◆ **TASK DESCRIPTION**
Without the pictures, set down the records below word for word.

** begin THE DATA **

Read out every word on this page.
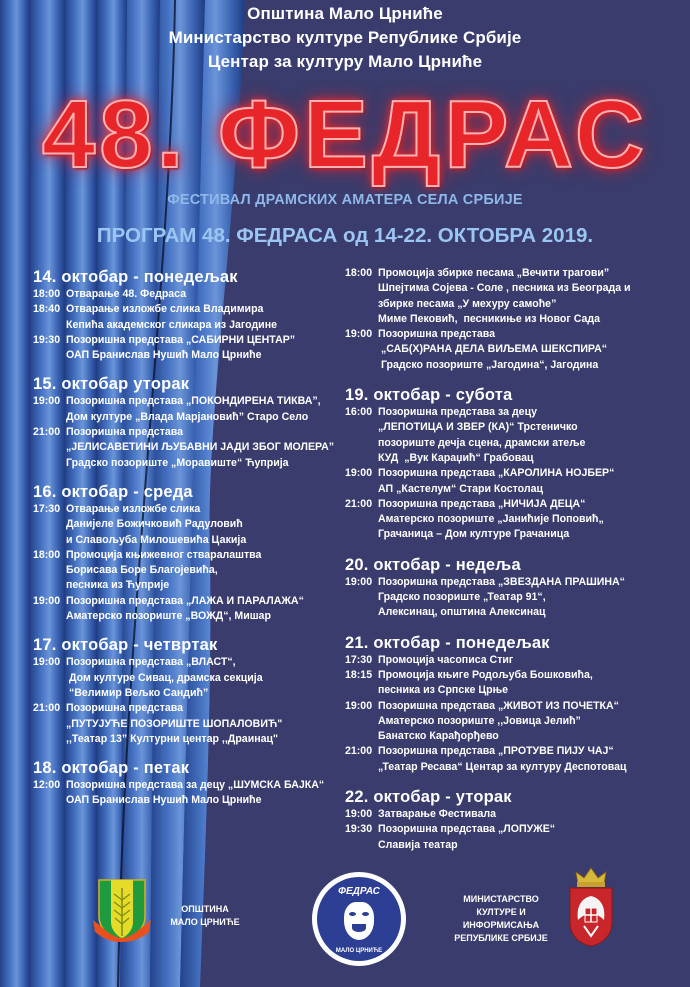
Општина Мало Црниће
Министарство културе Републике Србије
Центар за културу Мало Црниће
48. ФЕДРАС
ФЕСТИВАЛ ДРАМСКИХ АМАТЕРА СЕЛА СРБИЈЕ
ПРОГРАМ 48. ФЕДРАСА од 14-22. ОКТОБРА 2019.
14. октобар - понедељак
18:00 Отварање 48. Федраса
18:40 Отварање изложбе слика Владимира
Кепића академског сликара из Јагодине
19:30 Позоришна представа „САБИРНИ ЦЕНТАР”
ОАП Бранислав Нушић Мало Црниће
15. октобар уторак
19:00 Позоришна представа „ПОКОНДИРЕНА ТИКВА”,
Дом културе „Влада Марјановић” Старо Село
21:00 Позоришна представа
„ЈЕЛИСАВЕТИНИ ЉУБАВНИ ЈАДИ ЗБОГ МОЛЕРА”
Градско позориште „Моравиште“ Ћуприја
16. октобар - среда
17:30 Отварање изложбе слика
Данијеле Божичковић Радуловић
и Славољуба Милошевића Цакија
18:00 Промоција књижевног стваралаштва
Борисава Боре Благојевића,
песника из Ћуприје
19:00 Позоришна представа „ЛАЖА И ПАРАЛАЖА“
Аматерско позориште „ВОЖД“, Мишар
17. октобар - четвртак
19:00 Позоришна представа „ВЛАСТ“,
Дом културе Сивац, драмска секција
“Велимир Вељко Сандић”
21:00 Позоришна представа
„ПУТУЈУЋЕ ПОЗОРИШТЕ ШОПАЛОВИЋ"
,,Театар 13” Културни центар ,,Драинац"
18. октобар - петак
12:00 Позоришна представа за децу „ШУМСКА БАЈКА“
ОАП Бранислав Нушић Мало Црниће
18:00 Промоција збирке песама „Вечити трагови”
Шпејтима Сојева - Соле , песника из Београда и
збирке песама „У мехуру самоће”
Миме Пековић,  песникиње из Новог Сада
19:00 Позоришна представа
„САБ(Х)РАНА ДЕЛА ВИЉЕМА ШЕКСПИРА“
Градско позориште „Јагодина“, Јагодина
19. октобар - субота
16:00 Позоришна представа за децу
„ЛЕПОТИЦА И ЗВЕР (КА)“ Трстеничко
позориште дечја сцена, драмски атеље
КУД  „Вук Караџић“ Грабовац
19:00 Позоришна представа „КАРОЛИНА НОЈБЕР“
АП „Кастелум“ Стари Костолац
21:00 Позоришна представа „НИЧИЈА ДЕЦА“
Аматерско позориште „Јанићије Поповић„
Грачаница – Дом културе Грачаница
20. октобар - недеља
19:00 Позоришна представа „ЗВЕЗДАНА ПРАШИНА“
Градско позориште „Театар 91“,
Алексинац, општина Алексинац
21. октобар - понедељак
17:30 Промоција часописа Стиг
18:15 Промоција књиге Родољуба Бошковића,
песника из Српске Црње
19:00 Позоришна представа „ЖИВОТ ИЗ ПОЧЕТКА“
Аматерско позориште ,,Јовица Јелић”
Банатско Карађорђево
21:00 Позоришна представа „ПРОТУВЕ ПИЈУ ЧАЈ“
„Театар Ресава“ Центар за културу Деспотовац
22. октобар - уторак
19:00 Затварање Фестивала
19:30 Позоришна представа „ЛОПУЖЕ“
Славија театар
ОПШТИНА
МАЛО ЦРНИЋЕ
ФЕДРАС
МАЛО ЦРНИЋЕ
МИНИСТАРСТВО
КУЛТУРЕ И
ИНФОРМИСАЊА
РЕПУБЛИКЕ СРБИЈЕ
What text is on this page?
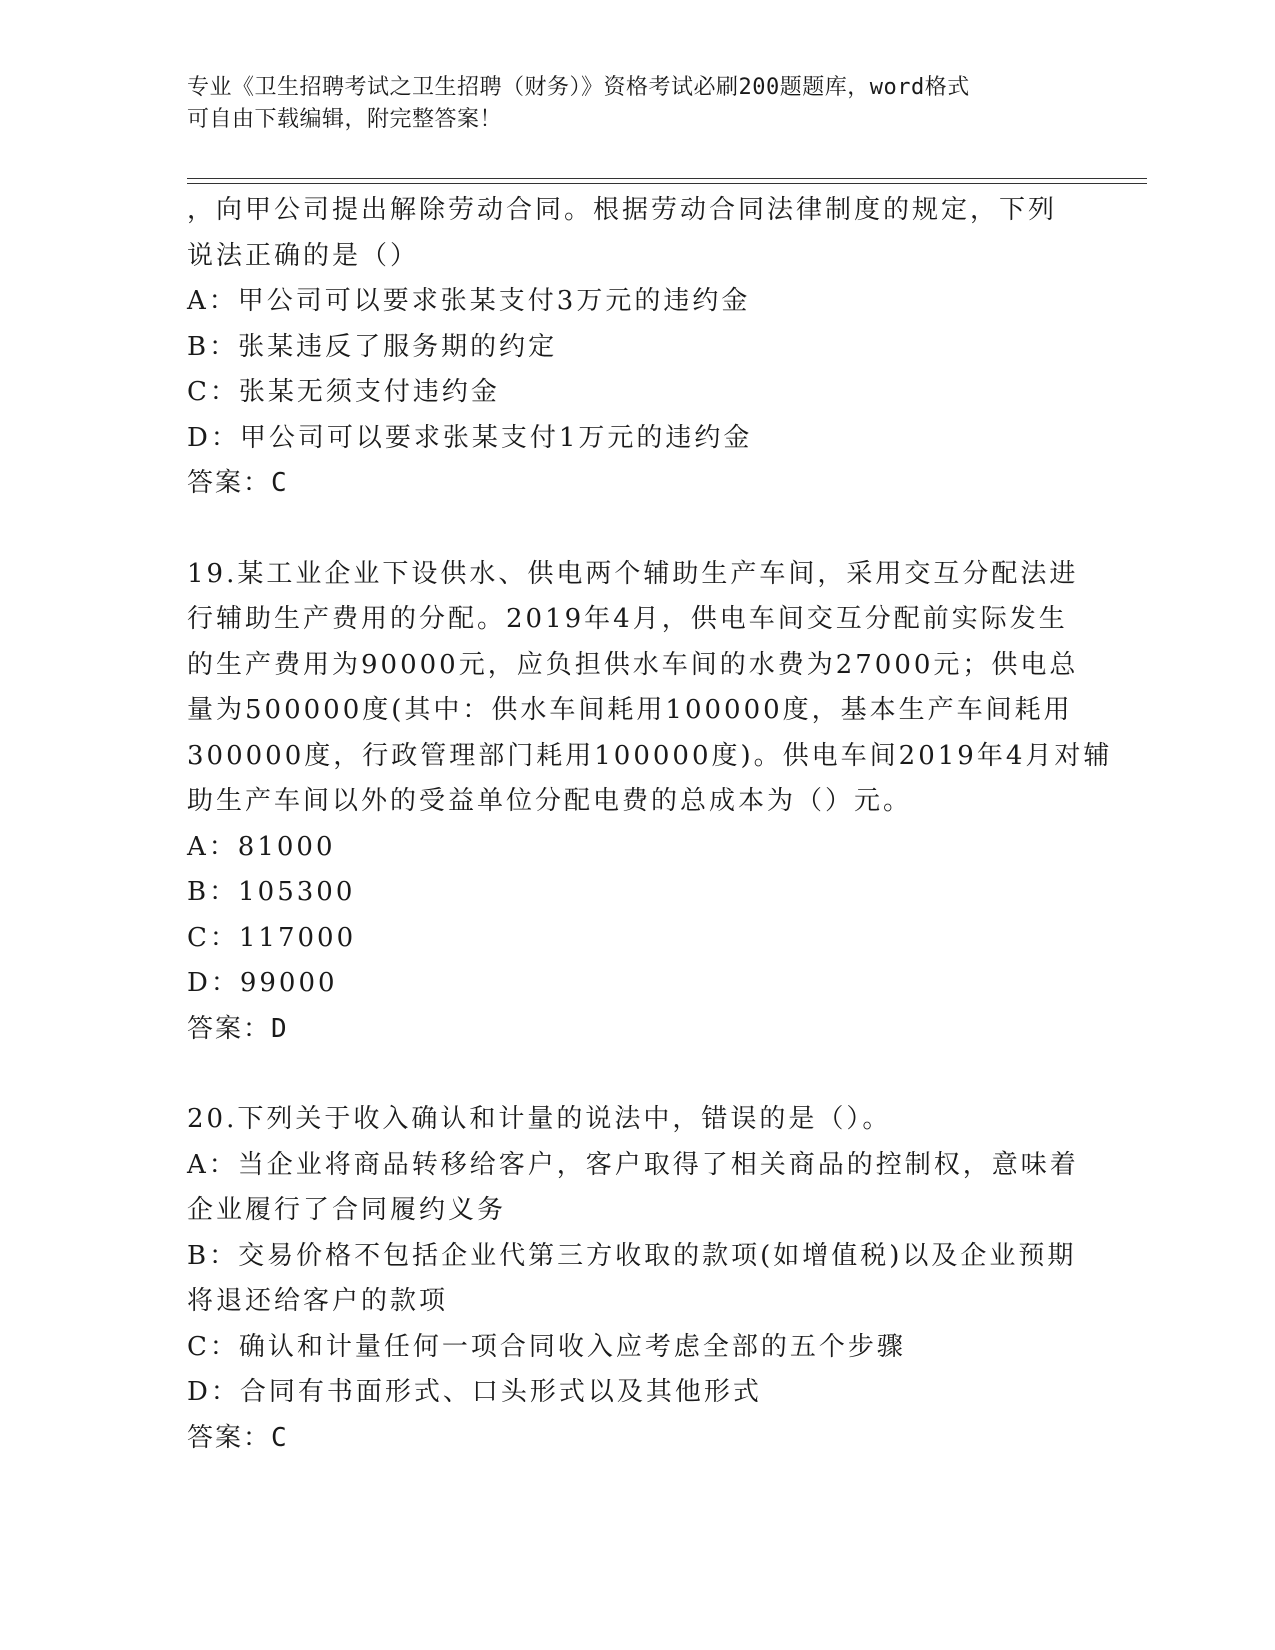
专业《卫生招聘考试之卫生招聘（财务）》资格考试必刷200题题库，word格式
可自由下载编辑，附完整答案！
，向甲公司提出解除劳动合同。根据劳动合同法律制度的规定，下列
说法正确的是（）
A：甲公司可以要求张某支付3万元的违约金
B：张某违反了服务期的约定
C：张某无须支付违约金
D：甲公司可以要求张某支付1万元的违约金
答案：C
19.某工业企业下设供水、供电两个辅助生产车间，采用交互分配法进
行辅助生产费用的分配。2019年4月，供电车间交互分配前实际发生
的生产费用为90000元，应负担供水车间的水费为27000元；供电总
量为500000度(其中：供水车间耗用100000度，基本生产车间耗用
300000度，行政管理部门耗用100000度)。供电车间2019年4月对辅
助生产车间以外的受益单位分配电费的总成本为（）元。
A：81000
B：105300
C：117000
D：99000
答案：D
20.下列关于收入确认和计量的说法中，错误的是（）。
A：当企业将商品转移给客户，客户取得了相关商品的控制权，意味着
企业履行了合同履约义务
B：交易价格不包括企业代第三方收取的款项(如增值税)以及企业预期
将退还给客户的款项
C：确认和计量任何一项合同收入应考虑全部的五个步骤
D：合同有书面形式、口头形式以及其他形式
答案：C
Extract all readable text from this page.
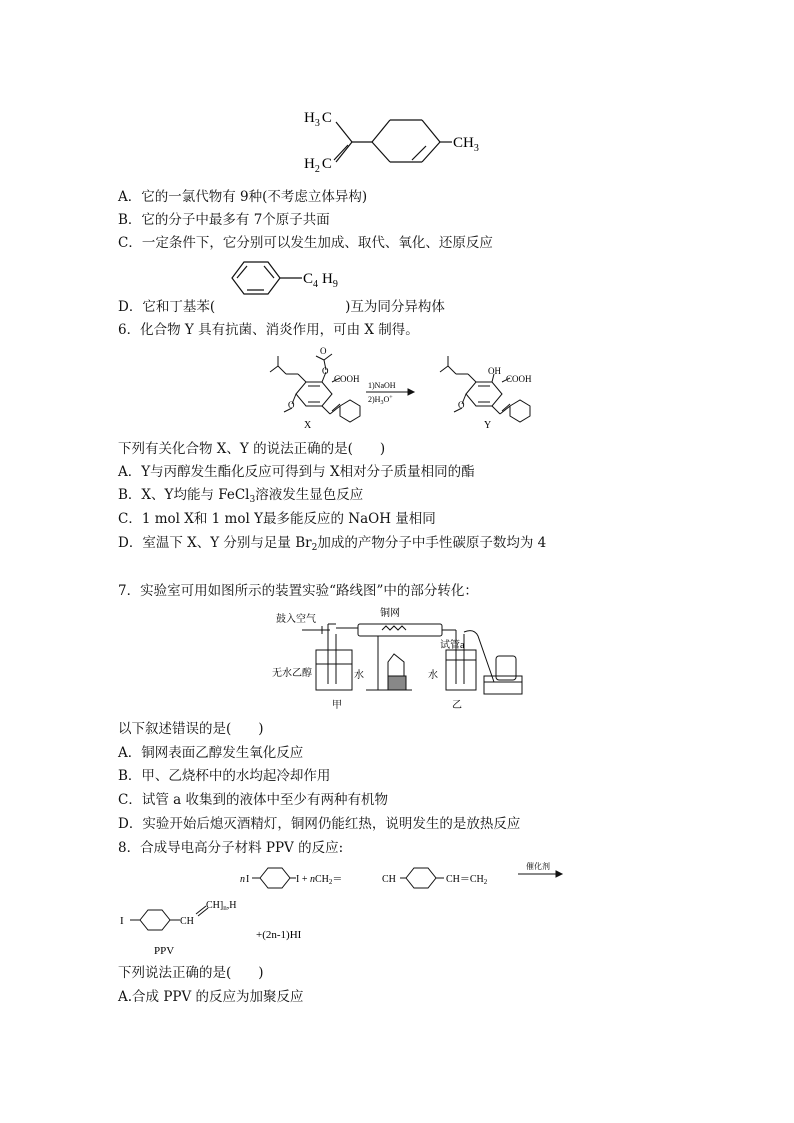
$H_3$ C
$H_2$ C
$CH_3$
A．它的一氯代物有 9种(不考虑立体异构)
B．它的分子中最多有 7个原子共面
C．一定条件下，它分别可以发生加成、取代、氧化、还原反应
$C_4$ $H_9$
D．它和丁基苯(	)互为同分异构体
6．化合物 Y 具有抗菌、消炎作用，可由 X 制得。
COOH
O
O
O
X
1)NaOH
$2)H_3O^+$
OH
COOH
O
Y
下列有关化合物 X、Y 的说法正确的是(　　)
A．Y与丙醇发生酯化反应可得到与 X相对分子质量相同的酯
B．X、Y均能与 FeCl$_3$溶液发生显色反应
C．1 mol X和 1 mol Y最多能反应的 NaOH 量相同
D．室温下 X、Y 分别与足量 $Br_2$加成的产物分子中手性碳原子数均为 4
7．实验室可用如图所示的装置实验“路线图”中的部分转化：
鼓入空气
铜网
试管a
无水乙醇	水	水
甲	乙
以下叙述错误的是(　　)
A．铜网表面乙醇发生氧化反应
B．甲、乙烧杯中的水均起冷却作用
C．试管 a 收集到的液体中至少有两种有机物
D．实验开始后熄灭酒精灯，铜网仍能红热，说明发生的是放热反应
8．合成导电高分子材料 PPV 的反应:
n I	I + nCH$_2$＝	CH	$CH=CH_2$
催化剂
I	CH
$CH]_n,H$
PPV
+(2n-1)HI
下列说法正确的是(　　)
A.合成 PPV 的反应为加聚反应
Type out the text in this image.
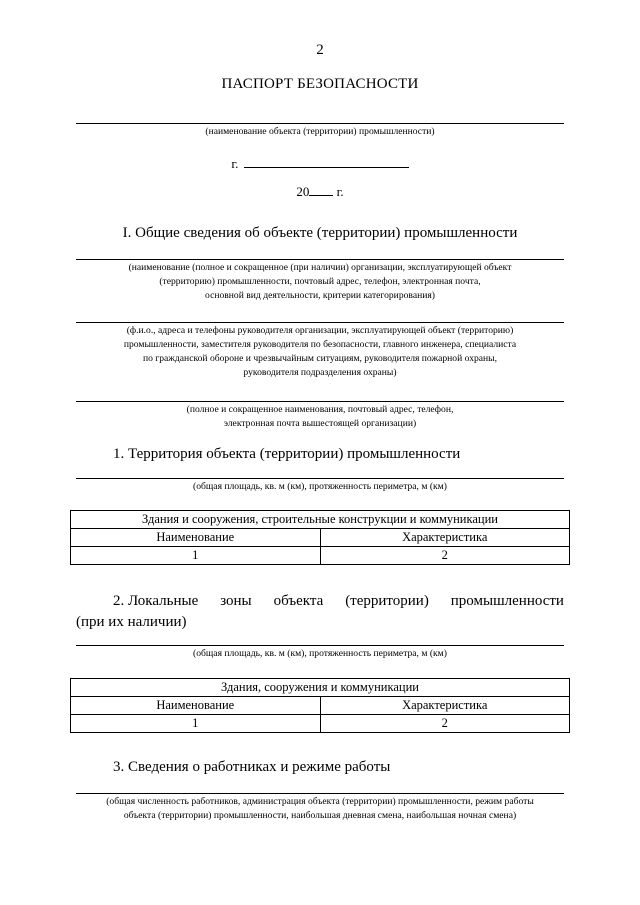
2
ПАСПОРТ БЕЗОПАСНОСТИ
(наименование объекта (территории) промышленности)
г.
20 г.
I. Общие сведения об объекте (территории) промышленности
(наименование (полное и сокращенное (при наличии) организации, эксплуатирующей объект
(территорию) промышленности, почтовый адрес, телефон, электронная почта,
основной вид деятельности, критерии категорирования)
(ф.и.о., адреса и телефоны руководителя организации, эксплуатирующей объект (территорию)
промышленности, заместителя руководителя по безопасности, главного инженера, специалиста
по гражданской обороне и чрезвычайным ситуациям, руководителя пожарной охраны,
руководителя подразделения охраны)
(полное и сокращенное наименования, почтовый адрес, телефон,
электронная почта вышестоящей организации)
1. Территория объекта (территории) промышленности
(общая площадь, кв. м (км), протяженность периметра, м (км)
Здания и сооружения, строительные конструкции и коммуникации	
Наименование	Характеристика
1	2
2. Локальные зоны объекта (территории) промышленности
(при их наличии)
(общая площадь, кв. м (км), протяженность периметра, м (км)
Здания, сооружения и коммуникации	
Наименование	Характеристика
1	2
3. Сведения о работниках и режиме работы
(общая численность работников, администрация объекта (территории) промышленности, режим работы
объекта (территории) промышленности, наибольшая дневная смена, наибольшая ночная смена)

** end THE DATA **

◆ **COMPLETED EXERCISE**
Read out every word on this page.
Општина Мало Црниће
Министарство културе Републике Србије
Центар за културу Мало Црниће
48. ФЕДРАС
ФЕСТИВАЛ ДРАМСКИХ АМАТЕРА СЕЛА СРБИЈЕ
ПРОГРАМ 48. ФЕДРАСА од 14-22. ОКТОБРА 2019.
14. октобар - понедељак
18:00 Отварање 48. Федраса
18:40 Отварање изложбе слика Владимира
Кепића академског сликара из Јагодине
19:30 Позоришна представа „САБИРНИ ЦЕНТАР”
ОАП Бранислав Нушић Мало Црниће
15. октобар уторак
19:00 Позоришна представа „ПОКОНДИРЕНА ТИКВА”,
Дом културе „Влада Марјановић” Старо Село
21:00 Позоришна представа
„ЈЕЛИСАВЕТИНИ ЉУБАВНИ ЈАДИ ЗБОГ МОЛЕРА”
Градско позориште „Моравиште“ Ћуприја
16. октобар - среда
17:30 Отварање изложбе слика
Данијеле Божичковић Радуловић
и Славољуба Милошевића Цакија
18:00 Промоција књижевног стваралаштва
Борисава Боре Благојевића,
песника из Ћуприје
19:00 Позоришна представа „ЛАЖА И ПАРАЛАЖА“
Аматерско позориште „ВОЖД“, Мишар
17. октобар - четвртак
19:00 Позоришна представа „ВЛАСТ“,
Дом културе Сивац, драмска секција
“Велимир Вељко Сандић”
21:00 Позоришна представа
„ПУТУЈУЋЕ ПОЗОРИШТЕ ШОПАЛОВИЋ"
,,Театар 13” Културни центар ,,Драинац"
18. октобар - петак
12:00 Позоришна представа за децу „ШУМСКА БАЈКА“
ОАП Бранислав Нушић Мало Црниће
18:00 Промоција збирке песама „Вечити трагови”
Шпејтима Сојева - Соле , песника из Београда и
збирке песама „У мехуру самоће”
Миме Пековић,  песникиње из Новог Сада
19:00 Позоришна представа
„САБ(Х)РАНА ДЕЛА ВИЉЕМА ШЕКСПИРА“
Градско позориште „Јагодина“, Јагодина
19. октобар - субота
16:00 Позоришна представа за децу
„ЛЕПОТИЦА И ЗВЕР (КА)“ Трстеничко
позориште дечја сцена, драмски атеље
КУД  „Вук Караџић“ Грабовац
19:00 Позоришна представа „КАРОЛИНА НОЈБЕР“
АП „Кастелум“ Стари Костолац
21:00 Позоришна представа „НИЧИЈА ДЕЦА“
Аматерско позориште „Јанићије Поповић„
Грачаница – Дом културе Грачаница
20. октобар - недеља
19:00 Позоришна представа „ЗВЕЗДАНА ПРАШИНА“
Градско позориште „Театар 91“,
Алексинац, општина Алексинац
21. октобар - понедељак
17:30 Промоција часописа Стиг
18:15 Промоција књиге Родољуба Бошковића,
песника из Српске Црње
19:00 Позоришна представа „ЖИВОТ ИЗ ПОЧЕТКА“
Аматерско позориште ,,Јовица Јелић”
Банатско Карађорђево
21:00 Позоришна представа „ПРОТУВЕ ПИЈУ ЧАЈ“
„Театар Ресава“ Центар за културу Деспотовац
22. октобар - уторак
19:00 Затварање Фестивала
19:30 Позоришна представа „ЛОПУЖЕ“
Славија театар
ОПШТИНА
МАЛО ЦРНИЋЕ
ФЕДРАС
МАЛО ЦРНИЋЕ
МИНИСТАРСТВО
КУЛТУРЕ И
ИНФОРМИСАЊА
РЕПУБЛИКЕ СРБИЈЕ
What text is on this page?
专业《卫生招聘考试之卫生招聘（财务）》资格考试必刷200题题库，word格式
可自由下载编辑，附完整答案！
，向甲公司提出解除劳动合同。根据劳动合同法律制度的规定，下列
说法正确的是（）
A：甲公司可以要求张某支付3万元的违约金
B：张某违反了服务期的约定
C：张某无须支付违约金
D：甲公司可以要求张某支付1万元的违约金
答案：C
19.某工业企业下设供水、供电两个辅助生产车间，采用交互分配法进
行辅助生产费用的分配。2019年4月，供电车间交互分配前实际发生
的生产费用为90000元，应负担供水车间的水费为27000元；供电总
量为500000度(其中：供水车间耗用100000度，基本生产车间耗用
300000度，行政管理部门耗用100000度)。供电车间2019年4月对辅
助生产车间以外的受益单位分配电费的总成本为（）元。
A：81000
B：105300
C：117000
D：99000
答案：D
20.下列关于收入确认和计量的说法中，错误的是（）。
A：当企业将商品转移给客户，客户取得了相关商品的控制权，意味着
企业履行了合同履约义务
B：交易价格不包括企业代第三方收取的款项(如增值税)以及企业预期
将退还给客户的款项
C：确认和计量任何一项合同收入应考虑全部的五个步骤
D：合同有书面形式、口头形式以及其他形式
答案：C
Extract all readable text from this page.
$H_3$ C
$H_2$ C
$CH_3$
A．它的一氯代物有 9种(不考虑立体异构)
B．它的分子中最多有 7个原子共面
C．一定条件下，它分别可以发生加成、取代、氧化、还原反应
$C_4$ $H_9$
D．它和丁基苯(	)互为同分异构体
6．化合物 Y 具有抗菌、消炎作用，可由 X 制得。
COOH
O
O
O
X
1)NaOH
$2)H_3O^+$
OH
COOH
O
Y
下列有关化合物 X、Y 的说法正确的是(　　)
A．Y与丙醇发生酯化反应可得到与 X相对分子质量相同的酯
B．X、Y均能与 FeCl$_3$溶液发生显色反应
C．1 mol X和 1 mol Y最多能反应的 NaOH 量相同
D．室温下 X、Y 分别与足量 $Br_2$加成的产物分子中手性碳原子数均为 4
7．实验室可用如图所示的装置实验“路线图”中的部分转化：
鼓入空气
铜网
试管a
无水乙醇	水	水
甲	乙
以下叙述错误的是(　　)
A．铜网表面乙醇发生氧化反应
B．甲、乙烧杯中的水均起冷却作用
C．试管 a 收集到的液体中至少有两种有机物
D．实验开始后熄灭酒精灯，铜网仍能红热，说明发生的是放热反应
8．合成导电高分子材料 PPV 的反应:
n I	I + nCH$_2$＝	CH	$CH=CH_2$
催化剂
I	CH
$CH]_n,H$
PPV
+(2n-1)HI
下列说法正确的是(　　)
A.合成 PPV 的反应为加聚反应
Type out the text in this image.
2
ПАСПОРТ БЕЗОПАСНОСТИ
(наименование объекта (территории) промышленности)
г.
20 г.
I. Общие сведения об объекте (территории) промышленности
(наименование (полное и сокращенное (при наличии) организации, эксплуатирующей объект
(территорию) промышленности, почтовый адрес, телефон, электронная почта,
основной вид деятельности, критерии категорирования)
(ф.и.о., адреса и телефоны руководителя организации, эксплуатирующей объект (территорию)
промышленности, заместителя руководителя по безопасности, главного инженера, специалиста
по гражданской обороне и чрезвычайным ситуациям, руководителя пожарной охраны,
руководителя подразделения охраны)
(полное и сокращенное наименования, почтовый адрес, телефон,
электронная почта вышестоящей организации)
1. Территория объекта (территории) промышленности
(общая площадь, кв. м (км), протяженность периметра, м (км)
Здания и сооружения, строительные конструкции и коммуникации	
Наименование	Характеристика
1	2
2. Локальные зоны объекта (территории) промышленности
(при их наличии)
(общая площадь, кв. м (км), протяженность периметра, м (км)
Здания, сооружения и коммуникации	
Наименование	Характеристика
1	2
3. Сведения о работниках и режиме работы
(общая численность работников, администрация объекта (территории) промышленности, режим работы
объекта (территории) промышленности, наибольшая дневная смена, наибольшая ночная смена)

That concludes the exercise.